> **WORK TO BE COMPLETED**
Every line that holds the string "Foreign" is to be identified and copied.
* Begin DATA LISTING *
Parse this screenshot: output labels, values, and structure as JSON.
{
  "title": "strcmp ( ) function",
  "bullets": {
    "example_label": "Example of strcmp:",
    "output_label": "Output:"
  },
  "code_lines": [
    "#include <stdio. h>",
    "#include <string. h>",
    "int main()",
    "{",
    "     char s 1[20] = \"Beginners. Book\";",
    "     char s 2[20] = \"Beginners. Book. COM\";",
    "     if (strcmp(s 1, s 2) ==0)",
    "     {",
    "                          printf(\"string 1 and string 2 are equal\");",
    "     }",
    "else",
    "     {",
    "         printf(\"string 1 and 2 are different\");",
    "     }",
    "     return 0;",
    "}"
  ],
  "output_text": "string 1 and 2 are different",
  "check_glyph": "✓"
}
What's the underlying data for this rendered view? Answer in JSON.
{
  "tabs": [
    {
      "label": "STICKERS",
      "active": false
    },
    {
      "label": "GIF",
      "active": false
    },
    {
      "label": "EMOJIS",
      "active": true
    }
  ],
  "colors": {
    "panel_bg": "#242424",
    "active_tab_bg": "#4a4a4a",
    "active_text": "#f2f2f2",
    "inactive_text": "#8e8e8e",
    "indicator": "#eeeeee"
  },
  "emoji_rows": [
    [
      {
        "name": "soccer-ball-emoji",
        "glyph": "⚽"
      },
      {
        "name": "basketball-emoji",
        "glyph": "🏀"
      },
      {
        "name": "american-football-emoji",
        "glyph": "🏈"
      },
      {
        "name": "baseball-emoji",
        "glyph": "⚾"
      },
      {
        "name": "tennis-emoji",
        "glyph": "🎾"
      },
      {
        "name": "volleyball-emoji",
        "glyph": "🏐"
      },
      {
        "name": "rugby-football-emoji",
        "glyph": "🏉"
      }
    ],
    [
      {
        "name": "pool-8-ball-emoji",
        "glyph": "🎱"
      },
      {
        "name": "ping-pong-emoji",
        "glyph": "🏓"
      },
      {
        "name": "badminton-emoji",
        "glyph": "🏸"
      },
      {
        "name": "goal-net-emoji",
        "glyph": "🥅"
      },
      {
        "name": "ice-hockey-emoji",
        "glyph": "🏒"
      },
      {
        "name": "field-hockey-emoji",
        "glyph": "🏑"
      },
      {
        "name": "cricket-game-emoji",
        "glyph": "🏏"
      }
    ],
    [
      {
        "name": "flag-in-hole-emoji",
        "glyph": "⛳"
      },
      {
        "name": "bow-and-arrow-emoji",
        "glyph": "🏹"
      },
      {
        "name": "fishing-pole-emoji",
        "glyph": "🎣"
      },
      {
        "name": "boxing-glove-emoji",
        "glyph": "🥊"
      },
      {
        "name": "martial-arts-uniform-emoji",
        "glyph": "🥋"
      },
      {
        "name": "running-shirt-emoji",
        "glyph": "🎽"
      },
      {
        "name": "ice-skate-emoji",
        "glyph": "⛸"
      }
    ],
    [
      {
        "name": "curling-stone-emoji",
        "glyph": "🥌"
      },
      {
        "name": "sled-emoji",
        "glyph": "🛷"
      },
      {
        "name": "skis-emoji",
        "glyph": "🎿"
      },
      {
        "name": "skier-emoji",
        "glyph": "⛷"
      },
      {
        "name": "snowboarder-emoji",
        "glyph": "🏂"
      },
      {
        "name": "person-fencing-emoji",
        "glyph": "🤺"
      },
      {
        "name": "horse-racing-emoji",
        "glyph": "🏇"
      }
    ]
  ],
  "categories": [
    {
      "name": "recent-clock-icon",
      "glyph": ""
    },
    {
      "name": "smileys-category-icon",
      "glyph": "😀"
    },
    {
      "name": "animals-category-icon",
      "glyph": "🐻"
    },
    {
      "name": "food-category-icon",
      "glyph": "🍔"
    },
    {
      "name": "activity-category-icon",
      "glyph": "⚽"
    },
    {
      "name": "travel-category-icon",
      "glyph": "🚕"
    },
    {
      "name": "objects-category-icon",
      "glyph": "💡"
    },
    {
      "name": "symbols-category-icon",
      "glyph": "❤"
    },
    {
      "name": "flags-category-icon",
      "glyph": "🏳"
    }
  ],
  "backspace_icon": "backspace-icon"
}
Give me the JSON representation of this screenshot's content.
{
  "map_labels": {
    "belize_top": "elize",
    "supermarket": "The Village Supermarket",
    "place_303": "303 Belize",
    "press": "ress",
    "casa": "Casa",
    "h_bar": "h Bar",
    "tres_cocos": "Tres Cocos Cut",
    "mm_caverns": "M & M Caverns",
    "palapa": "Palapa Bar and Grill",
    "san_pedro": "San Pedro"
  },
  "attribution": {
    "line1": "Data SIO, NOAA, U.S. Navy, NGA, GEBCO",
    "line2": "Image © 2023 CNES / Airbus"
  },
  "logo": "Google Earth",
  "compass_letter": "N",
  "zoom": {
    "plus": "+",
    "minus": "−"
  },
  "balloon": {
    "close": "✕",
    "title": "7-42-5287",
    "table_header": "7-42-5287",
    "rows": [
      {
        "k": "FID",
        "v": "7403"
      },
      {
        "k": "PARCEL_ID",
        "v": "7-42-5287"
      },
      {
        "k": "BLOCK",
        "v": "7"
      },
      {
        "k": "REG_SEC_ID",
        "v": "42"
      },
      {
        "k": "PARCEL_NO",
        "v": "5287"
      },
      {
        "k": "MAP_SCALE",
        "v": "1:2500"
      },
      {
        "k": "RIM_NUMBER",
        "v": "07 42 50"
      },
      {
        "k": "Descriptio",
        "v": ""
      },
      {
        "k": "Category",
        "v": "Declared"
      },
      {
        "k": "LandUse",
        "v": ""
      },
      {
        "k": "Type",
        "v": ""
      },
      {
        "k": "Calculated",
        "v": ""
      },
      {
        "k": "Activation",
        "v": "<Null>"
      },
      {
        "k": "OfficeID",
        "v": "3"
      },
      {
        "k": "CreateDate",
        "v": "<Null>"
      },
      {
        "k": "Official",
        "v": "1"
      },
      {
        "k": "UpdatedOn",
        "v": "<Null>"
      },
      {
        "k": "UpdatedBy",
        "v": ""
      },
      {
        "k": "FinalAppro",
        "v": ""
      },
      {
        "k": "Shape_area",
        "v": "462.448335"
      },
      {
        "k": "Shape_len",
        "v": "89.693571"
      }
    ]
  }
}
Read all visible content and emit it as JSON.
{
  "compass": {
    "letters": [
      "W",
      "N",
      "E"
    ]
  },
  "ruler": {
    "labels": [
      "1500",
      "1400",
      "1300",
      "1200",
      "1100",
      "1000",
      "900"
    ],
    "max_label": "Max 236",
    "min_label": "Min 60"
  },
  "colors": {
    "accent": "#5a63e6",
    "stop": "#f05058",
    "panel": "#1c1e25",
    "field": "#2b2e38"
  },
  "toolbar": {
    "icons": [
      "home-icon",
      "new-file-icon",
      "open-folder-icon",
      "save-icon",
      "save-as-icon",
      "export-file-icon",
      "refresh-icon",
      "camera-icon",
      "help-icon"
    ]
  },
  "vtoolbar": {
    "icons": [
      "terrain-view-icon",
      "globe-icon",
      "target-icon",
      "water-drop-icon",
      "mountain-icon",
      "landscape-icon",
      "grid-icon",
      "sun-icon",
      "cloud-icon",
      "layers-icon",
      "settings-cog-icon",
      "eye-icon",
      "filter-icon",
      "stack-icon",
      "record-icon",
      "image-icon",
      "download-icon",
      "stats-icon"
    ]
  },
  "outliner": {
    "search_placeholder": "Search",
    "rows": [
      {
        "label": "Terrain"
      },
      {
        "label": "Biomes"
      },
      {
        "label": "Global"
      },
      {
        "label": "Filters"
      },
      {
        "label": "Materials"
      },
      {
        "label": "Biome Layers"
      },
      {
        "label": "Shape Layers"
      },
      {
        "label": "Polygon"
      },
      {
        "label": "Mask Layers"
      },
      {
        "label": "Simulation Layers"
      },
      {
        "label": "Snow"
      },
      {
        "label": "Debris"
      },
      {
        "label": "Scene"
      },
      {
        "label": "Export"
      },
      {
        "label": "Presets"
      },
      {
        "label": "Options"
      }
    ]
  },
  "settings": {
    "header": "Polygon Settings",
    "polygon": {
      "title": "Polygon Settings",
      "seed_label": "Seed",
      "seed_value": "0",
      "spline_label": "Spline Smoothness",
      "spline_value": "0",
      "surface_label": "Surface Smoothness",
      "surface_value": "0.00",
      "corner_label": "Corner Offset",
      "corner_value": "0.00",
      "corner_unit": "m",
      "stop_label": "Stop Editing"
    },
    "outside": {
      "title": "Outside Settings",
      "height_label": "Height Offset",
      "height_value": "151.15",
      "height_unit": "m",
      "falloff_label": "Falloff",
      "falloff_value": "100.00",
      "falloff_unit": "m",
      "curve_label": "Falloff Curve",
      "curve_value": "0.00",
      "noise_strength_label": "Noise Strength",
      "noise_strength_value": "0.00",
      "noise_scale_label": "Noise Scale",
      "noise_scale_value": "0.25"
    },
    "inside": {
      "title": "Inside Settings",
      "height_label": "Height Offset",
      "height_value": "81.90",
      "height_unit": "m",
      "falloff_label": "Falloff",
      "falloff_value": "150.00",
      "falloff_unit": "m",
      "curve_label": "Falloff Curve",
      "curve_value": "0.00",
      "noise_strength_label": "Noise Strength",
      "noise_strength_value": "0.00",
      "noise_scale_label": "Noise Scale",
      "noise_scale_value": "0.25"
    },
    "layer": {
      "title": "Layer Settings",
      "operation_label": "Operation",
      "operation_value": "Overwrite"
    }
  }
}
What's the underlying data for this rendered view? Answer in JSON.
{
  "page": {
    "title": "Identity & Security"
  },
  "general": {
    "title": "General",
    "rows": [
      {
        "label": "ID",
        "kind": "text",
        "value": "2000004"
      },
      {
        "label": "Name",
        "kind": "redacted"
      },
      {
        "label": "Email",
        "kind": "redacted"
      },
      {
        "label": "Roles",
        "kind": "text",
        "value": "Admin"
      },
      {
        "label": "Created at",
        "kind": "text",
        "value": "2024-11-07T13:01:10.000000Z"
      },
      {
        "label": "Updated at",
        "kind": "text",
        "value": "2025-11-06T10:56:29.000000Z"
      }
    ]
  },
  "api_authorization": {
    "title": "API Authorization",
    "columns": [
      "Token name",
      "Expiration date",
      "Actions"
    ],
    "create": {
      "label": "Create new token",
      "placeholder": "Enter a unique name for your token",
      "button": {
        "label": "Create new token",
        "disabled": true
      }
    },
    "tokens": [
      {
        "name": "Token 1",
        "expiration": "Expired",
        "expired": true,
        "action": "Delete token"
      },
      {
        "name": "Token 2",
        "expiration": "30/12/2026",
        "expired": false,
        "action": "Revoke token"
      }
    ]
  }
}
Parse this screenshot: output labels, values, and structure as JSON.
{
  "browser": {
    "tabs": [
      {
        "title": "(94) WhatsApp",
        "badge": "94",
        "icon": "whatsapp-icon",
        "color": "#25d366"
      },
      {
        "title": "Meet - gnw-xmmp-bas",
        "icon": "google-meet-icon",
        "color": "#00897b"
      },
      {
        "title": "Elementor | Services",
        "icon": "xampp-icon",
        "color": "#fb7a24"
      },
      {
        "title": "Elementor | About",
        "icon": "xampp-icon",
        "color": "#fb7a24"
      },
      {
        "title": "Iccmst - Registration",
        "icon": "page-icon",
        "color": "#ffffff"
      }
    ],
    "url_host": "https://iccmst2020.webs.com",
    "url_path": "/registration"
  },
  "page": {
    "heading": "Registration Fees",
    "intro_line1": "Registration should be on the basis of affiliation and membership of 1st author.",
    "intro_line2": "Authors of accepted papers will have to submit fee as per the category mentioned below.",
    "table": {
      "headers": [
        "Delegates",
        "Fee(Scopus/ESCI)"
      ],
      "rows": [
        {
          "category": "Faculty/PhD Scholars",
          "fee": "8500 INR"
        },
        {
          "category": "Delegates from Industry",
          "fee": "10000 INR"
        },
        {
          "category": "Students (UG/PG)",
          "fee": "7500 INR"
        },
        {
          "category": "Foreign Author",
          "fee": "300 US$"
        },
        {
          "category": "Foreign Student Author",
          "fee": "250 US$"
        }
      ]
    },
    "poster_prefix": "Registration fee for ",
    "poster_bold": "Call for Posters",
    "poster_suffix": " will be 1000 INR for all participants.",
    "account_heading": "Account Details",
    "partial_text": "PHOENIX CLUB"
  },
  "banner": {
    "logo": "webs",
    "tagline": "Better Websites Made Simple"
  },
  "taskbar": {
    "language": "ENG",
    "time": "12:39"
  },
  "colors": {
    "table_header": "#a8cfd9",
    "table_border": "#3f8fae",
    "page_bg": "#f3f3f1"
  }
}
* End DATA LISTING *
> **FINAL ANSWER**
          "category": "Foreign Author",
          "category": "Foreign Student Author",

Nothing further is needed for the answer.